— What you will do —
How many of the lines contain the string "Ibid"? Give the number, with no other words.

--- START Input data ---

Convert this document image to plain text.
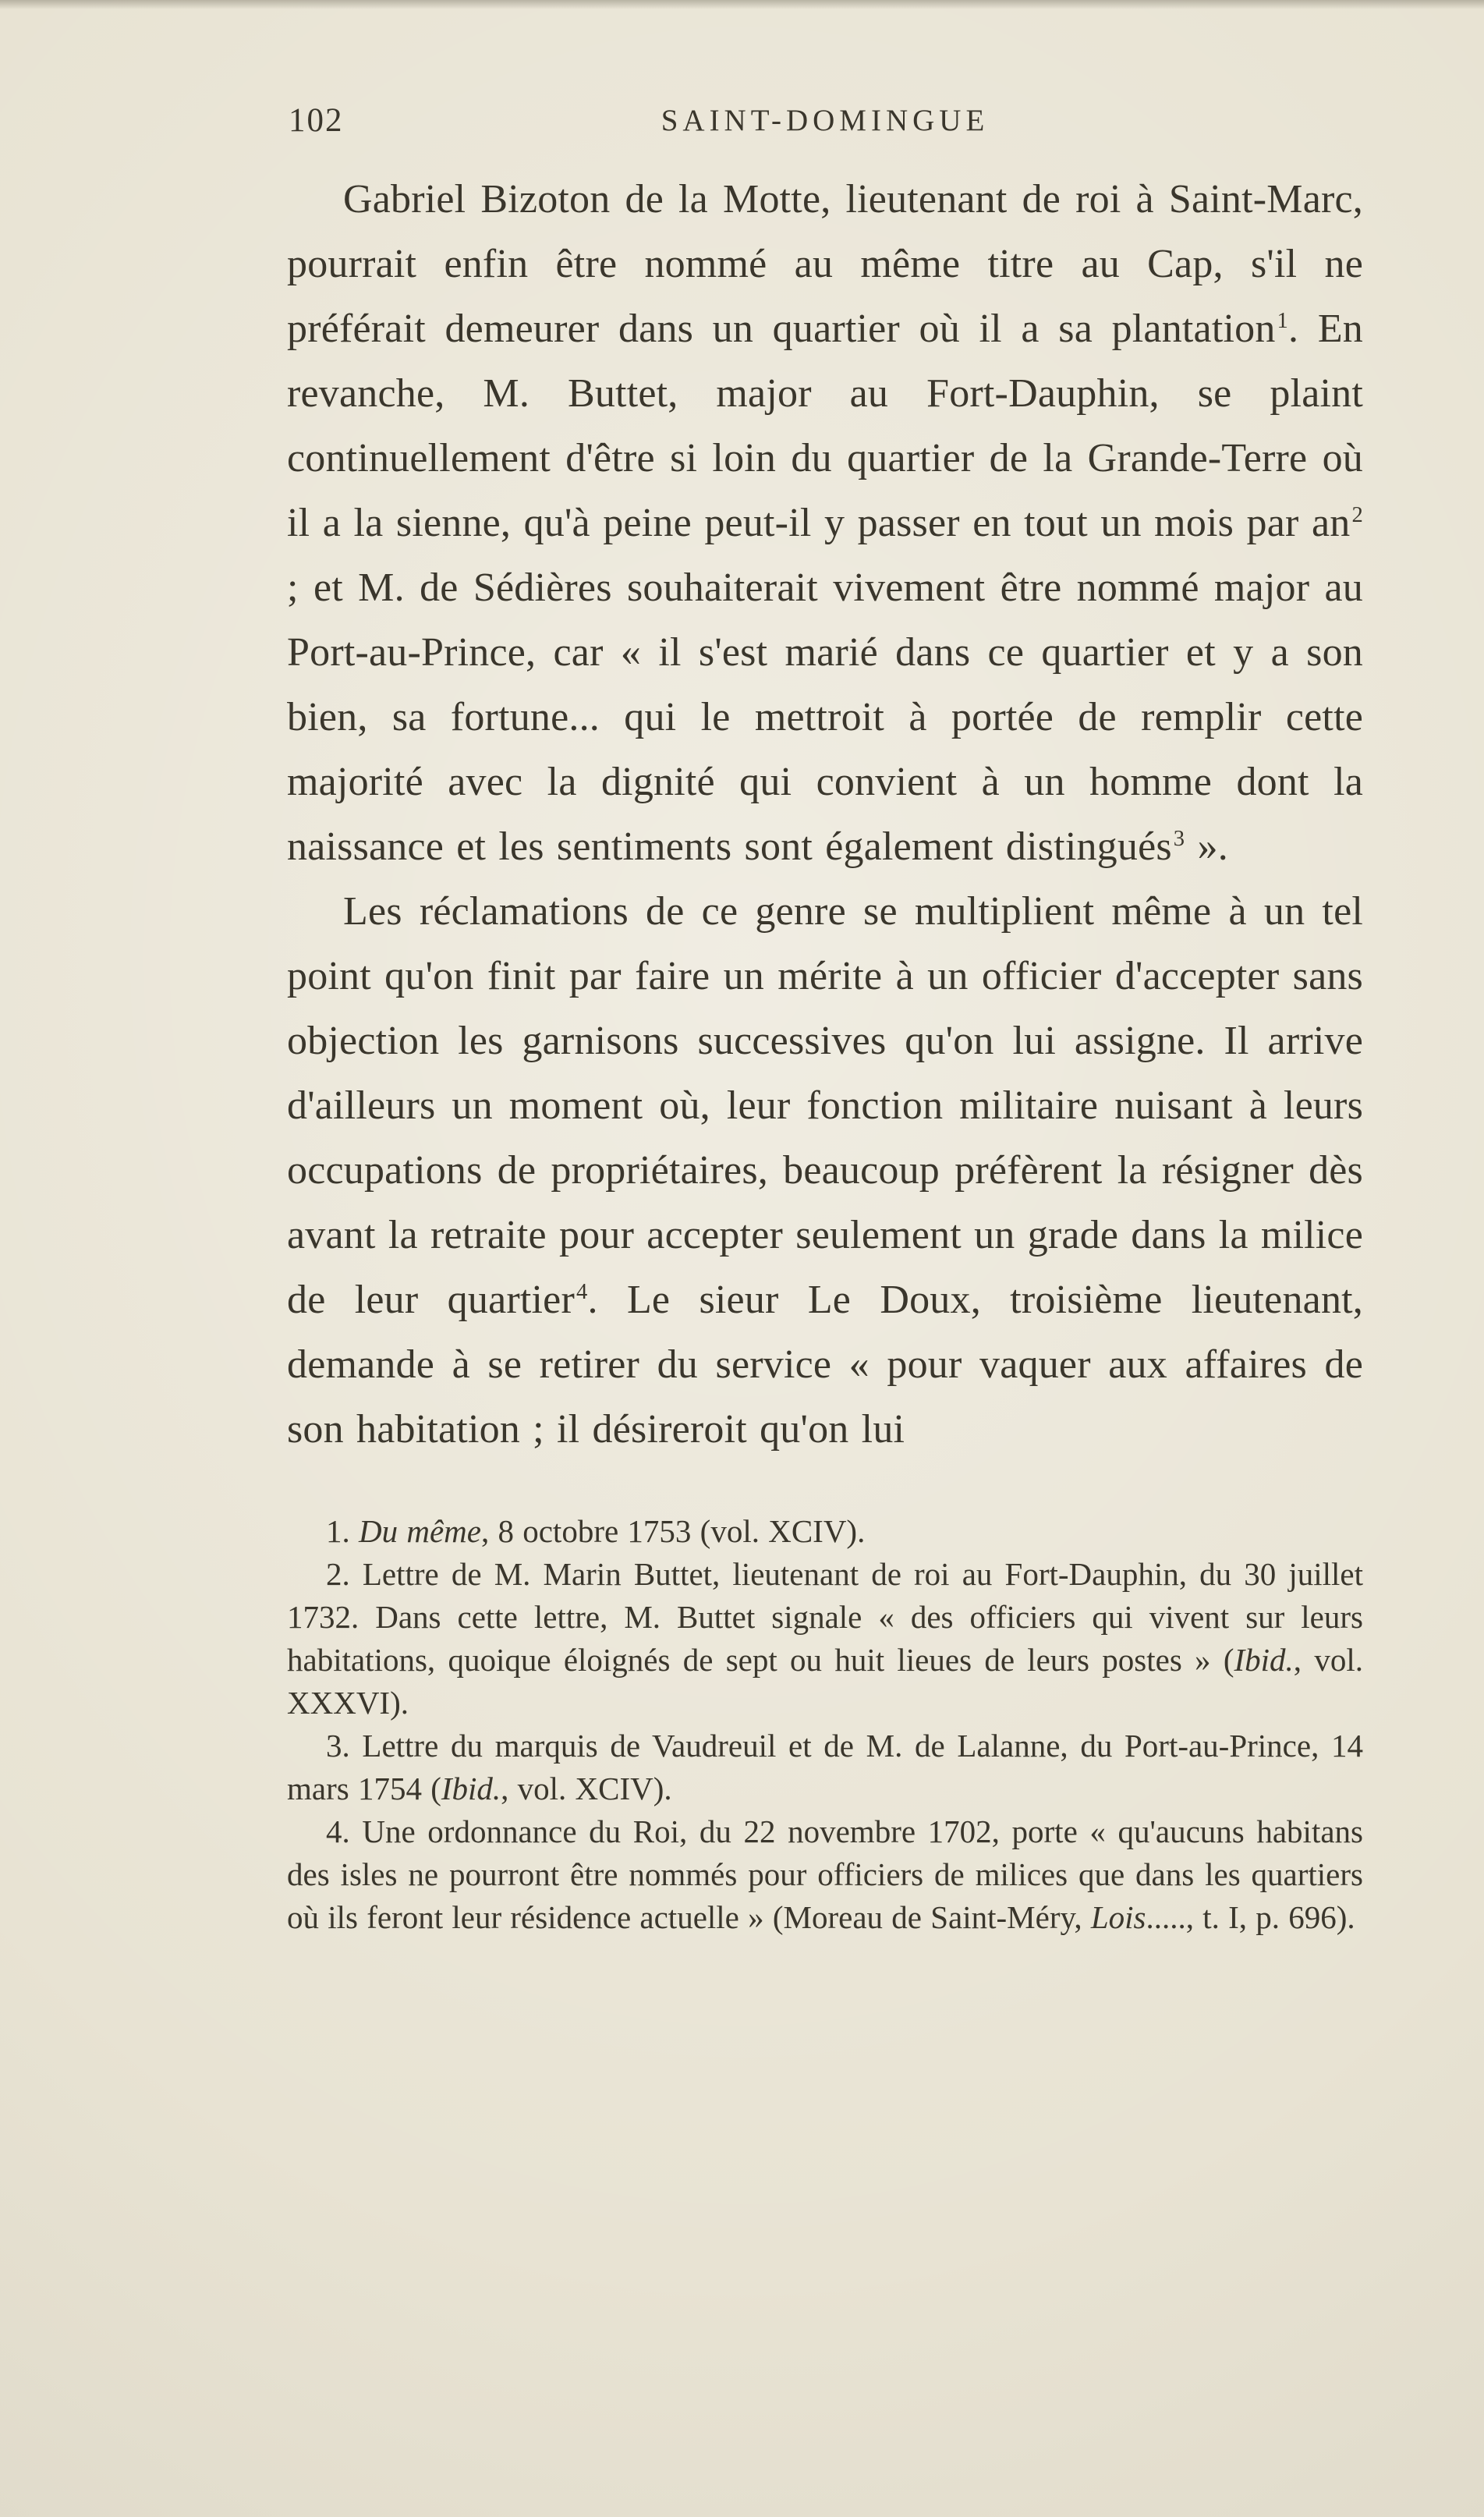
102	SAINT-DOMINGUE

Gabriel Bizoton de la Motte, lieutenant de roi à Saint-Marc, pourrait enfin être nommé au même titre au Cap, s'il ne préférait demeurer dans un quartier où il a sa plantation$^1$. En revanche, M. Buttet, major au Fort-Dauphin, se plaint continuellement d'être si loin du quartier de la Grande-Terre où il a la sienne, qu'à peine peut-il y passer en tout un mois par an$^2$ ; et M. de Sédières souhaiterait vivement être nommé major au Port-au-Prince, car « il s'est marié dans ce quartier et y a son bien, sa fortune... qui le mettroit à portée de remplir cette majorité avec la dignité qui convient à un homme dont la naissance et les sentiments sont également distingués$^3$ ».

Les réclamations de ce genre se multiplient même à un tel point qu'on finit par faire un mérite à un officier d'accepter sans objection les garnisons successives qu'on lui assigne. Il arrive d'ailleurs un moment où, leur fonction militaire nuisant à leurs occupations de propriétaires, beaucoup préfèrent la résigner dès avant la retraite pour accepter seulement un grade dans la milice de leur quartier$^4$. Le sieur Le Doux, troisième lieutenant, demande à se retirer du service « pour vaquer aux affaires de son habitation ; il désireroit qu'on lui

1. Du même, 8 octobre 1753 (vol. XCIV).

2. Lettre de M. Marin Buttet, lieutenant de roi au Fort-Dauphin, du 30 juillet 1732. Dans cette lettre, M. Buttet signale « des officiers qui vivent sur leurs habitations, quoique éloignés de sept ou huit lieues de leurs postes » (Ibid., vol. XXXVI).

3. Lettre du marquis de Vaudreuil et de M. de Lalanne, du Port-au-Prince, 14 mars 1754 (Ibid., vol. XCIV).

4. Une ordonnance du Roi, du 22 novembre 1702, porte « qu'aucuns habitans des isles ne pourront être nommés pour officiers de milices que dans les quartiers où ils feront leur résidence actuelle » (Moreau de Saint-Méry, Lois....., t. I, p. 696).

--- END Input data ---

— Output of the task —
2